- What you should do -
Copy the listing verbatim, excluding any images found in it.

================================

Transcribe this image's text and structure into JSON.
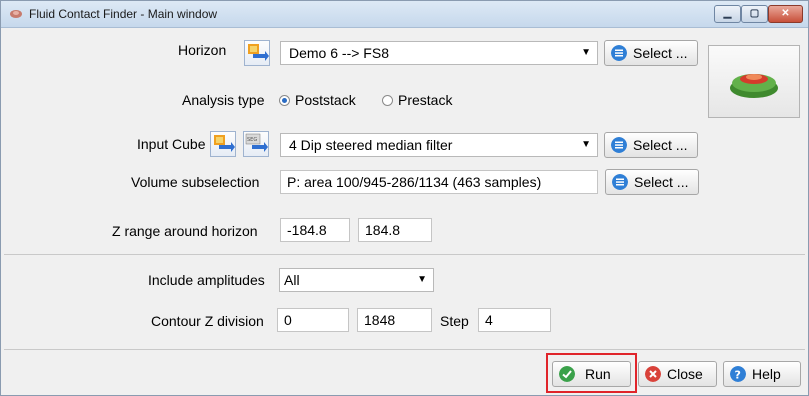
{
  "window": {
    "title": "Fluid Contact Finder - Main window"
  },
  "horizon": {
    "label": "Horizon",
    "value": "Demo 6 --> FS8",
    "select_label": "Select ..."
  },
  "analysis": {
    "label": "Analysis type",
    "options": [
      "Poststack",
      "Prestack"
    ],
    "selected": "Poststack"
  },
  "input_cube": {
    "label": "Input Cube",
    "value": "4 Dip steered median filter",
    "select_label": "Select ..."
  },
  "volume": {
    "label": "Volume subselection",
    "value": "P: area 100/945-286/1134 (463 samples)",
    "select_label": "Select ..."
  },
  "z_range": {
    "label": "Z range around horizon",
    "min": "-184.8",
    "max": "184.8"
  },
  "amplitudes": {
    "label": "Include amplitudes",
    "value": "All"
  },
  "contour": {
    "label": "Contour Z division",
    "start": "0",
    "stop": "1848",
    "step_label": "Step",
    "step": "4"
  },
  "footer": {
    "run": "Run",
    "close": "Close",
    "help": "Help"
  },
  "colors": {
    "accent_blue": "#2f7fd6",
    "run_green": "#3aa14a",
    "close_red": "#d9423a",
    "highlight_red": "#e0242a"
  }
}
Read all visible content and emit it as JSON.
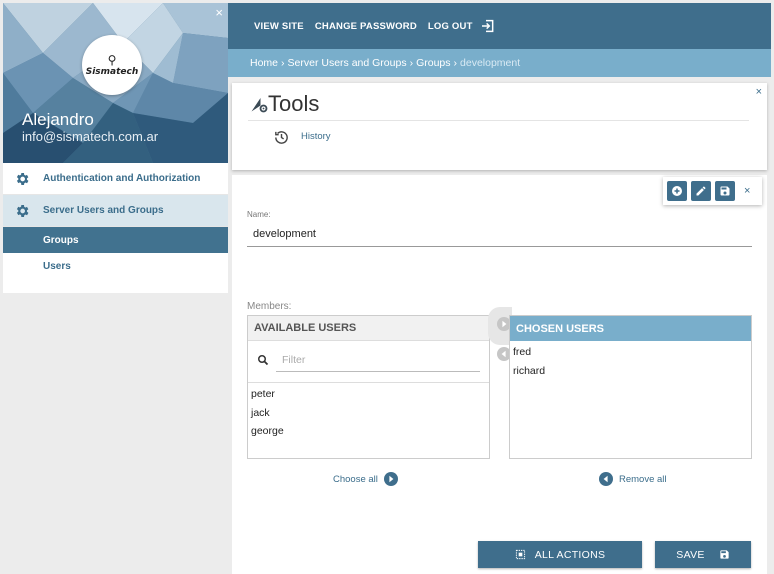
{
  "sidebar": {
    "close_glyph": "×",
    "logo_text": "Sismatech",
    "user_name": "Alejandro",
    "user_email": "info@sismatech.com.ar",
    "items": [
      {
        "label": "Authentication and Authorization",
        "icon": "gear-icon"
      },
      {
        "label": "Server Users and Groups",
        "icon": "gear-icon"
      }
    ],
    "sub_items": [
      {
        "label": "Groups"
      },
      {
        "label": "Users"
      }
    ]
  },
  "topbar": {
    "view_site": "VIEW SITE",
    "change_password": "CHANGE PASSWORD",
    "log_out": "LOG OUT"
  },
  "breadcrumb": {
    "items": [
      "Home",
      "Server Users and Groups",
      "Groups"
    ],
    "current": "development",
    "separator": "›"
  },
  "tools": {
    "title": "Tools",
    "history": "History",
    "close_glyph": "×"
  },
  "form": {
    "close_glyph": "×",
    "name_label": "Name:",
    "name_value": "development",
    "members_label": "Members:",
    "available_title": "AVAILABLE USERS",
    "filter_placeholder": "Filter",
    "available_users": [
      "peter",
      "jack",
      "george"
    ],
    "chosen_title": "CHOSEN USERS",
    "chosen_users": [
      "fred",
      "richard"
    ],
    "choose_all": "Choose all",
    "remove_all": "Remove all",
    "all_actions": "ALL ACTIONS",
    "save": "SAVE"
  },
  "colors": {
    "primary": "#3f6e8c",
    "accent": "#79aecb",
    "link": "#3b6d8b"
  }
}
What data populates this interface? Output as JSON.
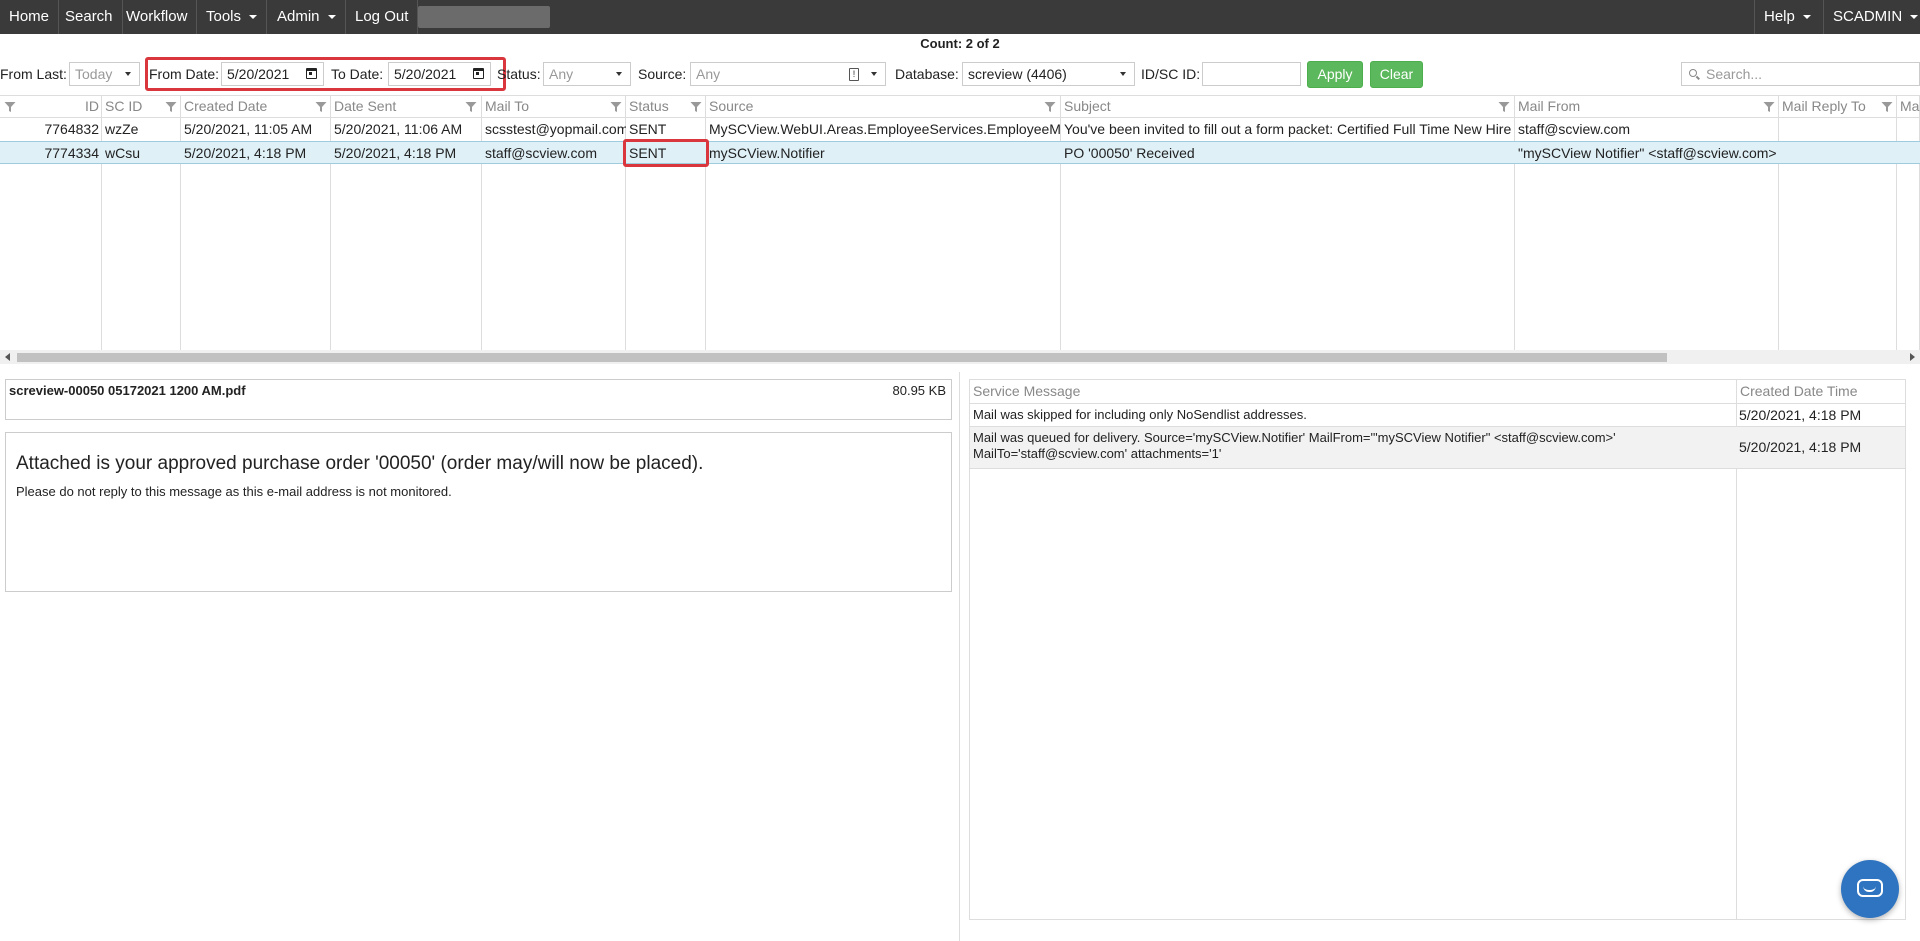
{
  "nav": {
    "items": [
      "Home",
      "Search",
      "Workflow",
      "Tools",
      "Admin",
      "Log Out"
    ],
    "help": "Help",
    "user": "SCADMIN"
  },
  "count_text": "Count: 2 of 2",
  "filters": {
    "from_last_label": "From Last:",
    "from_last_value": "Today",
    "from_date_label": "From Date:",
    "from_date_value": "5/20/2021",
    "to_date_label": "To Date:",
    "to_date_value": "5/20/2021",
    "status_label": "Status:",
    "status_value": "Any",
    "source_label": "Source:",
    "source_value": "Any",
    "database_label": "Database:",
    "database_value": "screview (4406)",
    "idsc_label": "ID/SC ID:",
    "idsc_value": "",
    "apply_label": "Apply",
    "clear_label": "Clear",
    "search_placeholder": "Search..."
  },
  "grid": {
    "columns": [
      "ID",
      "SC ID",
      "Created Date",
      "Date Sent",
      "Mail To",
      "Status",
      "Source",
      "Subject",
      "Mail From",
      "Mail Reply To",
      "Ma"
    ],
    "rows": [
      {
        "id": "7764832",
        "scid": "wzZe",
        "created": "5/20/2021, 11:05 AM",
        "sent": "5/20/2021, 11:06 AM",
        "mailto": "scsstest@yopmail.com",
        "status": "SENT",
        "source": "MySCView.WebUI.Areas.EmployeeServices.EmployeeMgr",
        "subject": "You've been invited to fill out a form packet: Certified Full Time New Hire",
        "mailfrom": "staff@scview.com",
        "replyto": ""
      },
      {
        "id": "7774334",
        "scid": "wCsu",
        "created": "5/20/2021, 4:18 PM",
        "sent": "5/20/2021, 4:18 PM",
        "mailto": "staff@scview.com",
        "status": "SENT",
        "source": "mySCView.Notifier",
        "subject": "PO '00050' Received",
        "mailfrom": "\"mySCView Notifier\" <staff@scview.com>",
        "replyto": ""
      }
    ]
  },
  "attachment": {
    "name": "screview-00050 05172021 1200 AM.pdf",
    "size": "80.95 KB"
  },
  "message": {
    "heading": "Attached is your approved purchase order '00050' (order may/will now be placed).",
    "body": "Please do not reply to this message as this e-mail address is not monitored."
  },
  "service": {
    "headers": [
      "Service Message",
      "Created Date Time"
    ],
    "rows": [
      {
        "msg": "Mail was skipped for including only NoSendlist addresses.",
        "dt": "5/20/2021, 4:18 PM"
      },
      {
        "msg": "Mail was queued for delivery. Source='mySCView.Notifier' MailFrom='\"mySCView Notifier\" <staff@scview.com>' MailTo='staff@scview.com' attachments='1'",
        "dt": "5/20/2021, 4:18 PM"
      }
    ]
  }
}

================================

- Expected answer -
Transcribe this image's text and structure into JSON.
{
  "window": {
    "title": "Fluid Contact Finder - Main window"
  },
  "horizon": {
    "label": "Horizon",
    "value": "Demo 6 --> FS8",
    "select_label": "Select ..."
  },
  "analysis": {
    "label": "Analysis type",
    "options": [
      "Poststack",
      "Prestack"
    ],
    "selected": "Poststack"
  },
  "input_cube": {
    "label": "Input Cube",
    "value": "4 Dip steered median filter",
    "select_label": "Select ..."
  },
  "volume": {
    "label": "Volume subselection",
    "value": "P: area 100/945-286/1134 (463 samples)",
    "select_label": "Select ..."
  },
  "z_range": {
    "label": "Z range around horizon",
    "min": "-184.8",
    "max": "184.8"
  },
  "amplitudes": {
    "label": "Include amplitudes",
    "value": "All"
  },
  "contour": {
    "label": "Contour Z division",
    "start": "0",
    "stop": "1848",
    "step_label": "Step",
    "step": "4"
  },
  "footer": {
    "run": "Run",
    "close": "Close",
    "help": "Help"
  },
  "colors": {
    "accent_blue": "#2f7fd6",
    "run_green": "#3aa14a",
    "close_red": "#d9423a",
    "highlight_red": "#e0242a"
  }
}
Read all visible content and emit it as JSON.
{
  "sidebar": {
    "close_glyph": "×",
    "logo_text": "Sismatech",
    "user_name": "Alejandro",
    "user_email": "info@sismatech.com.ar",
    "items": [
      {
        "label": "Authentication and Authorization",
        "icon": "gear-icon"
      },
      {
        "label": "Server Users and Groups",
        "icon": "gear-icon"
      }
    ],
    "sub_items": [
      {
        "label": "Groups"
      },
      {
        "label": "Users"
      }
    ]
  },
  "topbar": {
    "view_site": "VIEW SITE",
    "change_password": "CHANGE PASSWORD",
    "log_out": "LOG OUT"
  },
  "breadcrumb": {
    "items": [
      "Home",
      "Server Users and Groups",
      "Groups"
    ],
    "current": "development",
    "separator": "›"
  },
  "tools": {
    "title": "Tools",
    "history": "History",
    "close_glyph": "×"
  },
  "form": {
    "close_glyph": "×",
    "name_label": "Name:",
    "name_value": "development",
    "members_label": "Members:",
    "available_title": "AVAILABLE USERS",
    "filter_placeholder": "Filter",
    "available_users": [
      "peter",
      "jack",
      "george"
    ],
    "chosen_title": "CHOSEN USERS",
    "chosen_users": [
      "fred",
      "richard"
    ],
    "choose_all": "Choose all",
    "remove_all": "Remove all",
    "all_actions": "ALL ACTIONS",
    "save": "SAVE"
  },
  "colors": {
    "primary": "#3f6e8c",
    "accent": "#79aecb",
    "link": "#3b6d8b"
  }
}
What data populates this interface? Output as JSON.
{
  "nav": {
    "items": [
      "Home",
      "Search",
      "Workflow",
      "Tools",
      "Admin",
      "Log Out"
    ],
    "help": "Help",
    "user": "SCADMIN"
  },
  "count_text": "Count: 2 of 2",
  "filters": {
    "from_last_label": "From Last:",
    "from_last_value": "Today",
    "from_date_label": "From Date:",
    "from_date_value": "5/20/2021",
    "to_date_label": "To Date:",
    "to_date_value": "5/20/2021",
    "status_label": "Status:",
    "status_value": "Any",
    "source_label": "Source:",
    "source_value": "Any",
    "database_label": "Database:",
    "database_value": "screview (4406)",
    "idsc_label": "ID/SC ID:",
    "idsc_value": "",
    "apply_label": "Apply",
    "clear_label": "Clear",
    "search_placeholder": "Search..."
  },
  "grid": {
    "columns": [
      "ID",
      "SC ID",
      "Created Date",
      "Date Sent",
      "Mail To",
      "Status",
      "Source",
      "Subject",
      "Mail From",
      "Mail Reply To",
      "Ma"
    ],
    "rows": [
      {
        "id": "7764832",
        "scid": "wzZe",
        "created": "5/20/2021, 11:05 AM",
        "sent": "5/20/2021, 11:06 AM",
        "mailto": "scsstest@yopmail.com",
        "status": "SENT",
        "source": "MySCView.WebUI.Areas.EmployeeServices.EmployeeMgr",
        "subject": "You've been invited to fill out a form packet: Certified Full Time New Hire",
        "mailfrom": "staff@scview.com",
        "replyto": ""
      },
      {
        "id": "7774334",
        "scid": "wCsu",
        "created": "5/20/2021, 4:18 PM",
        "sent": "5/20/2021, 4:18 PM",
        "mailto": "staff@scview.com",
        "status": "SENT",
        "source": "mySCView.Notifier",
        "subject": "PO '00050' Received",
        "mailfrom": "\"mySCView Notifier\" <staff@scview.com>",
        "replyto": ""
      }
    ]
  },
  "attachment": {
    "name": "screview-00050 05172021 1200 AM.pdf",
    "size": "80.95 KB"
  },
  "message": {
    "heading": "Attached is your approved purchase order '00050' (order may/will now be placed).",
    "body": "Please do not reply to this message as this e-mail address is not monitored."
  },
  "service": {
    "headers": [
      "Service Message",
      "Created Date Time"
    ],
    "rows": [
      {
        "msg": "Mail was skipped for including only NoSendlist addresses.",
        "dt": "5/20/2021, 4:18 PM"
      },
      {
        "msg": "Mail was queued for delivery. Source='mySCView.Notifier' MailFrom='\"mySCView Notifier\" <staff@scview.com>' MailTo='staff@scview.com' attachments='1'",
        "dt": "5/20/2021, 4:18 PM"
      }
    ]
  }
}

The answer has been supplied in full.